## DIRECTIONS FOR THIS TASK:
Below are entries to be transcribed exactly; exclude the pictures from the copy.

## MATERIAL SUPPLIED:

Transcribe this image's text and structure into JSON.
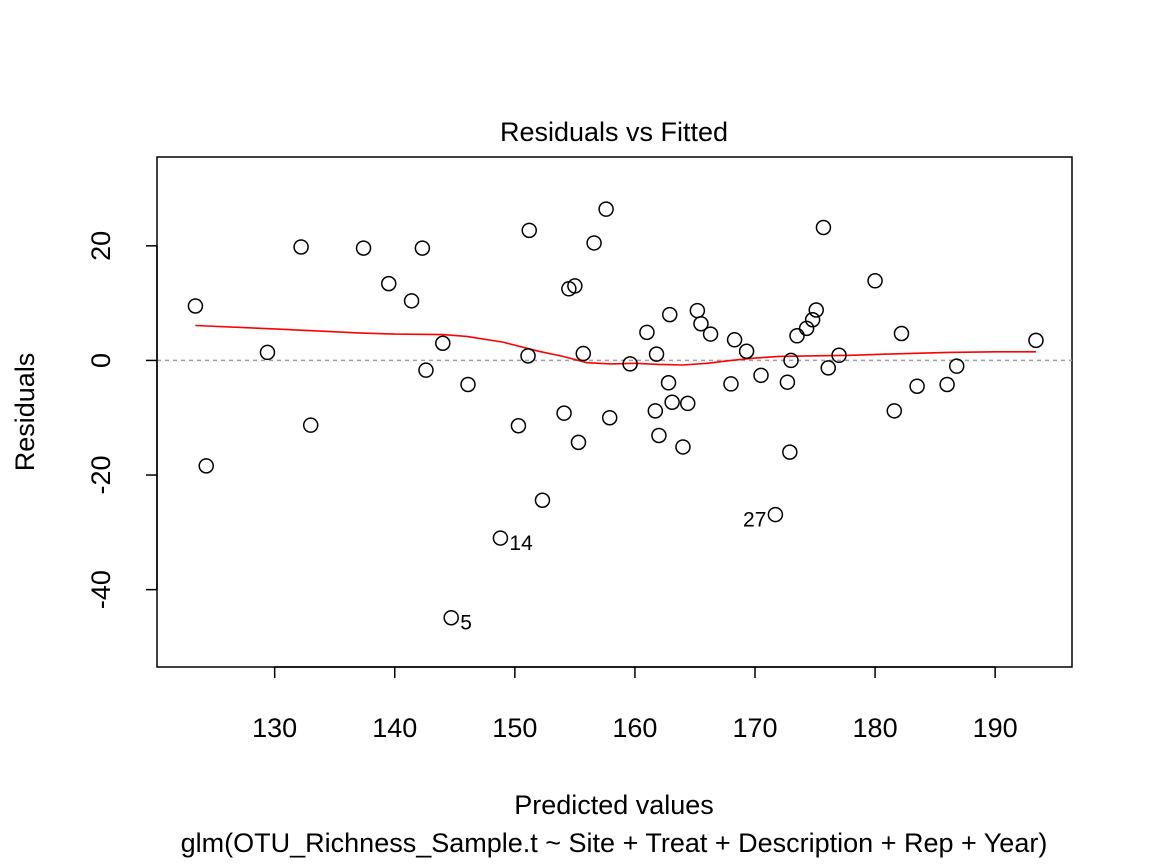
{
  "chart_data": {
    "type": "scatter",
    "title": "Residuals vs Fitted",
    "xlabel": "Predicted values",
    "subtitle": "glm(OTU_Richness_Sample.t ~ Site + Treat + Description + Rep + Year)",
    "ylabel": "Residuals",
    "xlim": [
      120.2,
      196.4
    ],
    "ylim": [
      -53.5,
      35.5
    ],
    "x_ticks": [
      130,
      140,
      150,
      160,
      170,
      180,
      190
    ],
    "y_ticks": [
      -40,
      -20,
      0,
      20
    ],
    "grid": false,
    "reference_line": 0,
    "colors": {
      "points": "#000000",
      "smooth": "#ff0000",
      "reference": "#a0a0a0"
    },
    "points": [
      {
        "x": 123.4,
        "y": 9.5
      },
      {
        "x": 124.3,
        "y": -18.4
      },
      {
        "x": 129.4,
        "y": 1.4
      },
      {
        "x": 132.2,
        "y": 19.8
      },
      {
        "x": 133.0,
        "y": -11.3
      },
      {
        "x": 137.4,
        "y": 19.6
      },
      {
        "x": 139.5,
        "y": 13.4
      },
      {
        "x": 141.4,
        "y": 10.4
      },
      {
        "x": 142.3,
        "y": 19.6
      },
      {
        "x": 142.6,
        "y": -1.7
      },
      {
        "x": 144.0,
        "y": 3.0
      },
      {
        "x": 144.7,
        "y": -44.9
      },
      {
        "x": 146.1,
        "y": -4.2
      },
      {
        "x": 148.8,
        "y": -31.0
      },
      {
        "x": 150.3,
        "y": -11.4
      },
      {
        "x": 151.1,
        "y": 0.8
      },
      {
        "x": 151.2,
        "y": 22.7
      },
      {
        "x": 152.3,
        "y": -24.4
      },
      {
        "x": 154.1,
        "y": -9.2
      },
      {
        "x": 154.5,
        "y": 12.5
      },
      {
        "x": 155.0,
        "y": 13.0
      },
      {
        "x": 155.3,
        "y": -14.3
      },
      {
        "x": 155.7,
        "y": 1.2
      },
      {
        "x": 156.6,
        "y": 20.5
      },
      {
        "x": 157.6,
        "y": 26.4
      },
      {
        "x": 157.9,
        "y": -10.0
      },
      {
        "x": 159.6,
        "y": -0.6
      },
      {
        "x": 161.0,
        "y": 4.9
      },
      {
        "x": 161.7,
        "y": -8.8
      },
      {
        "x": 161.8,
        "y": 1.1
      },
      {
        "x": 162.0,
        "y": -13.1
      },
      {
        "x": 162.8,
        "y": -3.9
      },
      {
        "x": 162.9,
        "y": 8.0
      },
      {
        "x": 163.1,
        "y": -7.3
      },
      {
        "x": 164.0,
        "y": -15.1
      },
      {
        "x": 164.4,
        "y": -7.5
      },
      {
        "x": 165.2,
        "y": 8.7
      },
      {
        "x": 165.5,
        "y": 6.4
      },
      {
        "x": 166.3,
        "y": 4.6
      },
      {
        "x": 168.0,
        "y": -4.1
      },
      {
        "x": 168.3,
        "y": 3.6
      },
      {
        "x": 169.3,
        "y": 1.6
      },
      {
        "x": 170.5,
        "y": -2.6
      },
      {
        "x": 171.7,
        "y": -26.9
      },
      {
        "x": 172.7,
        "y": -3.8
      },
      {
        "x": 172.9,
        "y": -16.0
      },
      {
        "x": 173.0,
        "y": 0.0
      },
      {
        "x": 173.5,
        "y": 4.3
      },
      {
        "x": 174.3,
        "y": 5.6
      },
      {
        "x": 174.8,
        "y": 7.1
      },
      {
        "x": 175.1,
        "y": 8.8
      },
      {
        "x": 175.7,
        "y": 23.2
      },
      {
        "x": 176.1,
        "y": -1.3
      },
      {
        "x": 177.0,
        "y": 0.9
      },
      {
        "x": 180.0,
        "y": 13.9
      },
      {
        "x": 181.6,
        "y": -8.8
      },
      {
        "x": 182.2,
        "y": 4.7
      },
      {
        "x": 183.5,
        "y": -4.5
      },
      {
        "x": 186.0,
        "y": -4.2
      },
      {
        "x": 186.8,
        "y": -1.0
      },
      {
        "x": 193.4,
        "y": 3.5
      }
    ],
    "point_labels": [
      {
        "text": "5",
        "x": 144.7,
        "y": -44.9,
        "side": "right"
      },
      {
        "text": "14",
        "x": 148.8,
        "y": -31.0,
        "side": "right"
      },
      {
        "text": "27",
        "x": 171.7,
        "y": -26.9,
        "side": "left"
      }
    ],
    "smooth_line": {
      "x": [
        123.4,
        130,
        137,
        140,
        144,
        146,
        149,
        152,
        154,
        156,
        158,
        160,
        162,
        164,
        166,
        168,
        170,
        172,
        175,
        178,
        181,
        186,
        190,
        193.4
      ],
      "y": [
        6.1,
        5.5,
        4.8,
        4.6,
        4.5,
        4.2,
        3.2,
        1.6,
        0.7,
        -0.4,
        -0.6,
        -0.5,
        -0.7,
        -0.8,
        -0.5,
        0.0,
        0.4,
        0.7,
        0.8,
        0.9,
        1.1,
        1.4,
        1.5,
        1.5
      ]
    }
  }
}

## ANSWER BELOW:
Transcribe this image's text and structure into JSON.
{
  "chart_data": {
    "type": "scatter",
    "title": "Residuals vs Fitted",
    "xlabel": "Predicted values",
    "subtitle": "glm(OTU_Richness_Sample.t ~ Site + Treat + Description + Rep + Year)",
    "ylabel": "Residuals",
    "xlim": [
      120.2,
      196.4
    ],
    "ylim": [
      -53.5,
      35.5
    ],
    "x_ticks": [
      130,
      140,
      150,
      160,
      170,
      180,
      190
    ],
    "y_ticks": [
      -40,
      -20,
      0,
      20
    ],
    "grid": false,
    "reference_line": 0,
    "colors": {
      "points": "#000000",
      "smooth": "#ff0000",
      "reference": "#a0a0a0"
    },
    "points": [
      {
        "x": 123.4,
        "y": 9.5
      },
      {
        "x": 124.3,
        "y": -18.4
      },
      {
        "x": 129.4,
        "y": 1.4
      },
      {
        "x": 132.2,
        "y": 19.8
      },
      {
        "x": 133.0,
        "y": -11.3
      },
      {
        "x": 137.4,
        "y": 19.6
      },
      {
        "x": 139.5,
        "y": 13.4
      },
      {
        "x": 141.4,
        "y": 10.4
      },
      {
        "x": 142.3,
        "y": 19.6
      },
      {
        "x": 142.6,
        "y": -1.7
      },
      {
        "x": 144.0,
        "y": 3.0
      },
      {
        "x": 144.7,
        "y": -44.9
      },
      {
        "x": 146.1,
        "y": -4.2
      },
      {
        "x": 148.8,
        "y": -31.0
      },
      {
        "x": 150.3,
        "y": -11.4
      },
      {
        "x": 151.1,
        "y": 0.8
      },
      {
        "x": 151.2,
        "y": 22.7
      },
      {
        "x": 152.3,
        "y": -24.4
      },
      {
        "x": 154.1,
        "y": -9.2
      },
      {
        "x": 154.5,
        "y": 12.5
      },
      {
        "x": 155.0,
        "y": 13.0
      },
      {
        "x": 155.3,
        "y": -14.3
      },
      {
        "x": 155.7,
        "y": 1.2
      },
      {
        "x": 156.6,
        "y": 20.5
      },
      {
        "x": 157.6,
        "y": 26.4
      },
      {
        "x": 157.9,
        "y": -10.0
      },
      {
        "x": 159.6,
        "y": -0.6
      },
      {
        "x": 161.0,
        "y": 4.9
      },
      {
        "x": 161.7,
        "y": -8.8
      },
      {
        "x": 161.8,
        "y": 1.1
      },
      {
        "x": 162.0,
        "y": -13.1
      },
      {
        "x": 162.8,
        "y": -3.9
      },
      {
        "x": 162.9,
        "y": 8.0
      },
      {
        "x": 163.1,
        "y": -7.3
      },
      {
        "x": 164.0,
        "y": -15.1
      },
      {
        "x": 164.4,
        "y": -7.5
      },
      {
        "x": 165.2,
        "y": 8.7
      },
      {
        "x": 165.5,
        "y": 6.4
      },
      {
        "x": 166.3,
        "y": 4.6
      },
      {
        "x": 168.0,
        "y": -4.1
      },
      {
        "x": 168.3,
        "y": 3.6
      },
      {
        "x": 169.3,
        "y": 1.6
      },
      {
        "x": 170.5,
        "y": -2.6
      },
      {
        "x": 171.7,
        "y": -26.9
      },
      {
        "x": 172.7,
        "y": -3.8
      },
      {
        "x": 172.9,
        "y": -16.0
      },
      {
        "x": 173.0,
        "y": 0.0
      },
      {
        "x": 173.5,
        "y": 4.3
      },
      {
        "x": 174.3,
        "y": 5.6
      },
      {
        "x": 174.8,
        "y": 7.1
      },
      {
        "x": 175.1,
        "y": 8.8
      },
      {
        "x": 175.7,
        "y": 23.2
      },
      {
        "x": 176.1,
        "y": -1.3
      },
      {
        "x": 177.0,
        "y": 0.9
      },
      {
        "x": 180.0,
        "y": 13.9
      },
      {
        "x": 181.6,
        "y": -8.8
      },
      {
        "x": 182.2,
        "y": 4.7
      },
      {
        "x": 183.5,
        "y": -4.5
      },
      {
        "x": 186.0,
        "y": -4.2
      },
      {
        "x": 186.8,
        "y": -1.0
      },
      {
        "x": 193.4,
        "y": 3.5
      }
    ],
    "point_labels": [
      {
        "text": "5",
        "x": 144.7,
        "y": -44.9,
        "side": "right"
      },
      {
        "text": "14",
        "x": 148.8,
        "y": -31.0,
        "side": "right"
      },
      {
        "text": "27",
        "x": 171.7,
        "y": -26.9,
        "side": "left"
      }
    ],
    "smooth_line": {
      "x": [
        123.4,
        130,
        137,
        140,
        144,
        146,
        149,
        152,
        154,
        156,
        158,
        160,
        162,
        164,
        166,
        168,
        170,
        172,
        175,
        178,
        181,
        186,
        190,
        193.4
      ],
      "y": [
        6.1,
        5.5,
        4.8,
        4.6,
        4.5,
        4.2,
        3.2,
        1.6,
        0.7,
        -0.4,
        -0.6,
        -0.5,
        -0.7,
        -0.8,
        -0.5,
        0.0,
        0.4,
        0.7,
        0.8,
        0.9,
        1.1,
        1.4,
        1.5,
        1.5
      ]
    }
  }
}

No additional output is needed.